● TASK INSTRUCTIONS: Scan the records and identify every line in which the string "Create" occurs, then return those lines.
------------------------------------
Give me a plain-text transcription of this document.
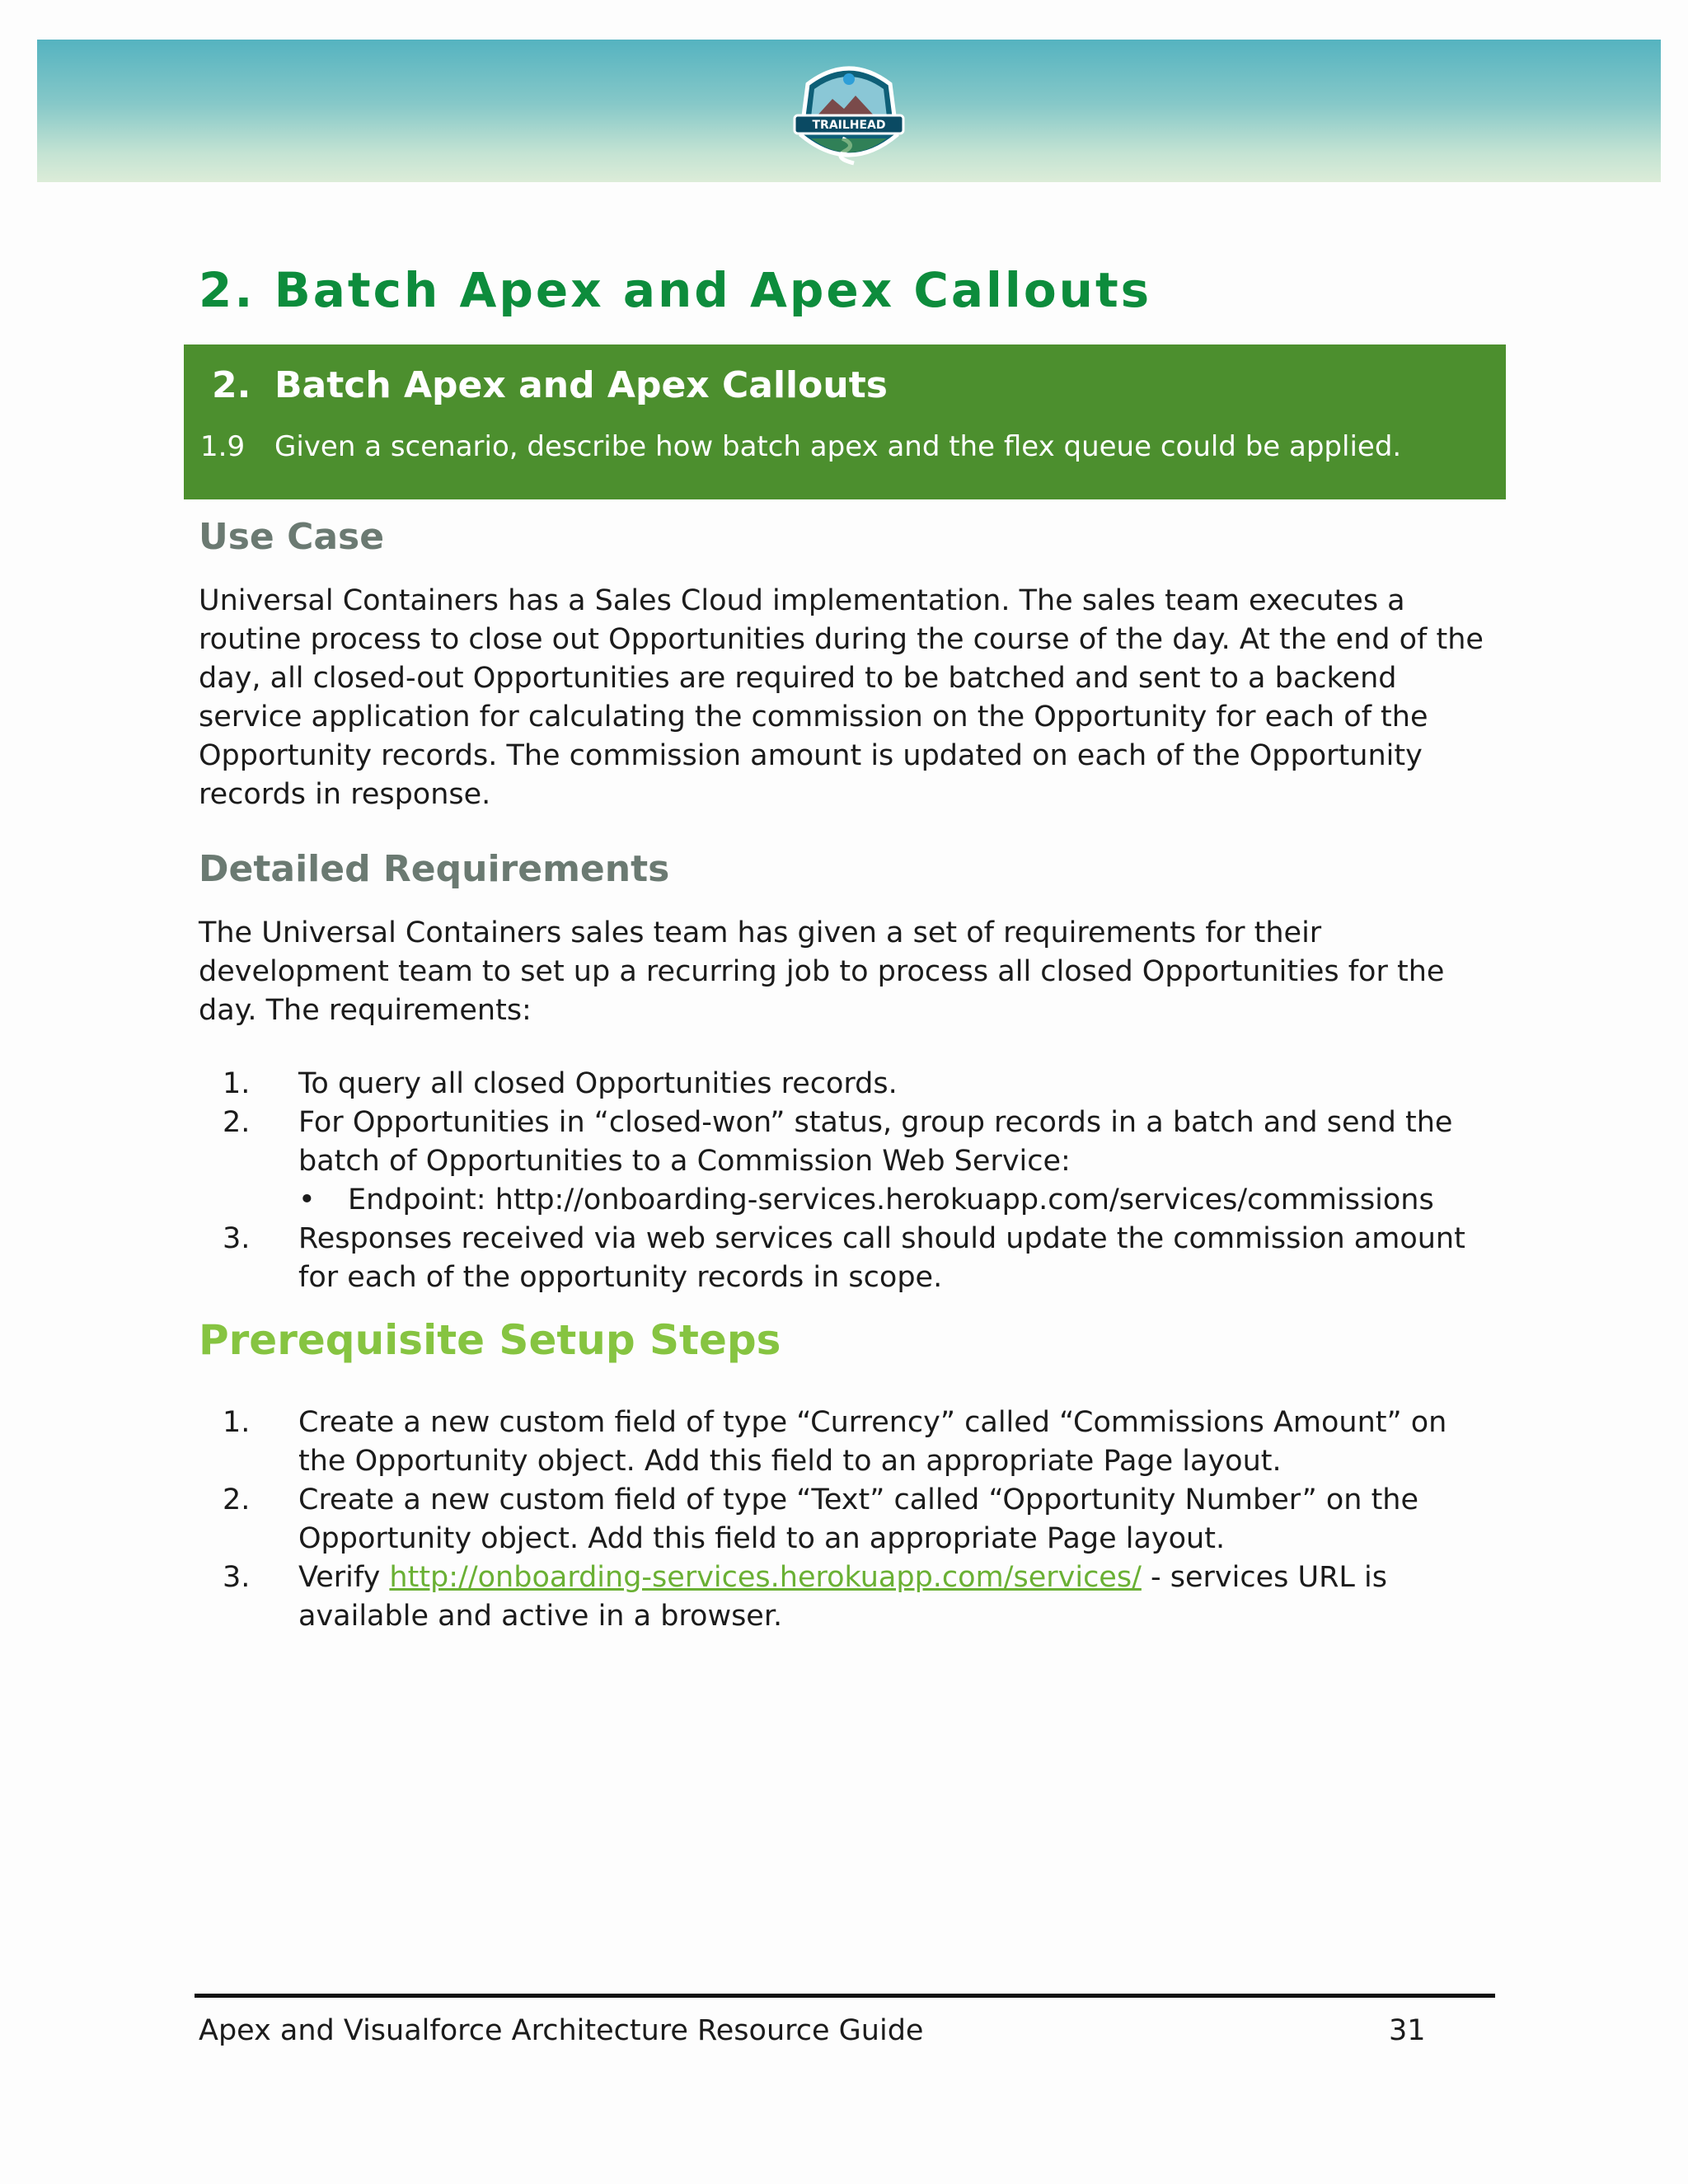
TRAILHEAD
2. Batch Apex and Apex Callouts
2. Batch Apex and Apex Callouts
1.9 Given a scenario, describe how batch apex and the flex queue could be applied.
Use Case

Universal Containers has a Sales Cloud implementation. The sales team executes a routine process to close out Opportunities during the course of the day. At the end of the day, all closed-out Opportunities are required to be batched and sent to a backend service application for calculating the commission on the Opportunity for each of the Opportunity records. The commission amount is updated on each of the Opportunity records in response.

Detailed Requirements

The Universal Containers sales team has given a set of requirements for their development team to set up a recurring job to process all closed Opportunities for the day. The requirements:

1. To query all closed Opportunities records.
2. For Opportunities in “closed-won” status, group records in a batch and send the batch of Opportunities to a Commission Web Service:
• Endpoint: http://onboarding-services.herokuapp.com/services/commissions
3. Responses received via web services call should update the commission amount for each of the opportunity records in scope.
Prerequisite Setup Steps
1. Create a new custom field of type “Currency” called “Commissions Amount” on the Opportunity object. Add this field to an appropriate Page layout.
2. Create a new custom field of type “Text” called “Opportunity Number” on the Opportunity object. Add this field to an appropriate Page layout.
3. Verify http://onboarding-services.herokuapp.com/services/ - services URL is available and active in a browser.
Apex and Visualforce Architecture Resource Guide	31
------------------------------------
● EXPECTED ANSWER:
1. Create a new custom field of type “Currency” called “Commissions Amount” on the Opportunity object. Add this field to an appropriate Page layout.
2. Create a new custom field of type “Text” called “Opportunity Number” on the Opportunity object. Add this field to an appropriate Page layout.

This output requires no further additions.